Selected passage:
__________

Farm to Market Road 2787 (FM 2787) is located in Shelby County.

==FM 2788==

Farm to Market Road 2788 (FM 2788) is located in Shelby County.

==FM 2789==

Farm to Market Road 2789 (FM 2789) is located in Bowie County.

==FM 2790==

Farm to Market Road 2790 (FM 2790) runs from FM 471 in LaCoste to I-410 in southwestern San Antonio.

FM 2790 begins at an intersection with FM 471 in LaCoste and runs along the southern half of Castro Avenue through the city. The highway runs in a southern direction before entering the city of Lytle and has an overlap with SH 132. FM 2790 meets I-35 before leaving the city and turns to the east. The highway enters Somerset and runs along Dixon Street before turning northeast onto Somerset Road. FM 2790 intersects with Loop 1604 before leaving the city. The highway enters the city limits of San Antonio and crosses over the Medina River. FM 2790 continues to run in a northeast direction through the southwestern part of the city before ending at I-410/SH 16/SH 130.

The current FM 2790 was designated on August 23, 1973, running from FM 471 in LaCoste to a point at US 81 (now SH 132) in Lytle, then from another point at US 81 to FM 1604 (now Loop 1604) in Somerset as a renumbering of a portion of FM 1518. On June 21, 1977, the eastern terminus of the highway was moved when FM 1604 was re-rerouted through Somerset. The highway was extended 1.6 mi northeast past Loop 1604. The highway was extended further northeastward to the Medina River on May 27, 1987. The last change came on November 11, 1987, when FM 2790 was extended to I-410 in San Antonio.

__________

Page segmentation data

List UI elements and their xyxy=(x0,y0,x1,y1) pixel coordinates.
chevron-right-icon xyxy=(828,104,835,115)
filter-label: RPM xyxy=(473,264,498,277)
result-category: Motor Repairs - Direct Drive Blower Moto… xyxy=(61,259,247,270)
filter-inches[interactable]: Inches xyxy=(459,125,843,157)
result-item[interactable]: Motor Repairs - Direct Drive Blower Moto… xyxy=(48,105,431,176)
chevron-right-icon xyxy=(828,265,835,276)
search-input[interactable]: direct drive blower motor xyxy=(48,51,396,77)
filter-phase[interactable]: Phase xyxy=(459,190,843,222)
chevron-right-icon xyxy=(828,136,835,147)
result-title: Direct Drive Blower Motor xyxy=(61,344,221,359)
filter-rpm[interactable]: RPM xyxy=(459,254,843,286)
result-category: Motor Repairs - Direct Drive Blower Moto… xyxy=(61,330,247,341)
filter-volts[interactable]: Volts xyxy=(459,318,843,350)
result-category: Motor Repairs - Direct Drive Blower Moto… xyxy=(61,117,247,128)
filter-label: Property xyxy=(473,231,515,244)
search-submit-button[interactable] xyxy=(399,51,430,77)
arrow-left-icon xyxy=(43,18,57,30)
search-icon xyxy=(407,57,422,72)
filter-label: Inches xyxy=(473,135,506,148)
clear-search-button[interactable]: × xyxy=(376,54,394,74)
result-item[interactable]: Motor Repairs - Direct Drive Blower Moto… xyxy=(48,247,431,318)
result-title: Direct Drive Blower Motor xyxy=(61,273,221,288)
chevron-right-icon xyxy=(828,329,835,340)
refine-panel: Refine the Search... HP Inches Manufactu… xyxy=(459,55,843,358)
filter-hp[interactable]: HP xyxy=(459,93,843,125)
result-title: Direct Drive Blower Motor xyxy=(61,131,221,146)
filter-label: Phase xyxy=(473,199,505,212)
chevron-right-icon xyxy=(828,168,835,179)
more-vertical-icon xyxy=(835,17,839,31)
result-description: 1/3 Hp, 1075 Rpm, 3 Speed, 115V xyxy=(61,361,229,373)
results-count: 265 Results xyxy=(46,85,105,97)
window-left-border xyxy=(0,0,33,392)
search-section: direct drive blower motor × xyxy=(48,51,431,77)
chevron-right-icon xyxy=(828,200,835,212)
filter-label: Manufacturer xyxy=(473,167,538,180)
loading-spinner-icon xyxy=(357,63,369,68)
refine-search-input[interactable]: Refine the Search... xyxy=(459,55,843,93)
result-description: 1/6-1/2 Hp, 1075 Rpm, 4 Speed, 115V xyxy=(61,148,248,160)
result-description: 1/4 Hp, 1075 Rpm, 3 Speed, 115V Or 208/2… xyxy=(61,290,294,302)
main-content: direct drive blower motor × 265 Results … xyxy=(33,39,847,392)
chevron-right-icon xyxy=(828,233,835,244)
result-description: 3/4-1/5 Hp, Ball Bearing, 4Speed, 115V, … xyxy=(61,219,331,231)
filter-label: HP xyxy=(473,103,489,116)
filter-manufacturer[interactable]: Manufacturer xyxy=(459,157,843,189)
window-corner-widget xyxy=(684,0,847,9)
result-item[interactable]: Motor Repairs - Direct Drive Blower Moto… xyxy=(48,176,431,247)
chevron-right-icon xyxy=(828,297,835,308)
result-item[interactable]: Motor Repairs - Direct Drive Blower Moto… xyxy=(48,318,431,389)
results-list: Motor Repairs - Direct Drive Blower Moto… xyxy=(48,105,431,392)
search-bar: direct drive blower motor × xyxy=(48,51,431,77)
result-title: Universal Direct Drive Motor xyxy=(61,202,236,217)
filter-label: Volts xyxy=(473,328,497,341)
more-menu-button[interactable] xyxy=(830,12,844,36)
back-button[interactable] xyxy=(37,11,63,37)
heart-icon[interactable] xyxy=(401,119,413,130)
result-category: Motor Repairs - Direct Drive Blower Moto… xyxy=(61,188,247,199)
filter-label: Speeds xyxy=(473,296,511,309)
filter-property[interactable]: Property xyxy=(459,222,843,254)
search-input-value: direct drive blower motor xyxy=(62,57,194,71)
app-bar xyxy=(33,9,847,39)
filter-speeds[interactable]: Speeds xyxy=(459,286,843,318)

__________

Task requirements:
A. List every full date (month, day, and year) that appears in the Farm to Market Road passage.
B. Reproduce the Farm to Market Road passage word for word, starting with "The current FM" and going on through "in San Antonio.".
Rely only on the Farm to Market Road passage, not on the rows.

Outputs for the tasks:
A. August 23, 1973; June 21, 1977; May 27, 1987; November 11, 1987

B.
The current FM 2790 was designated on August 23, 1973, running from FM 471 in LaCoste to a point at US 81 (now SH 132) in Lytle, then from another point at US 81 to FM 1604 (now Loop 1604) in Somerset as a renumbering of a portion of FM 1518. On June 21, 1977, the eastern terminus of the highway was moved when FM 1604 was re-rerouted through Somerset. The highway was extended 1.6 mi northeast past Loop 1604. The highway was extended further northeastward to the Medina River on May 27, 1987. The last change came on November 11, 1987, when FM 2790 was extended to I-410 in San Antonio.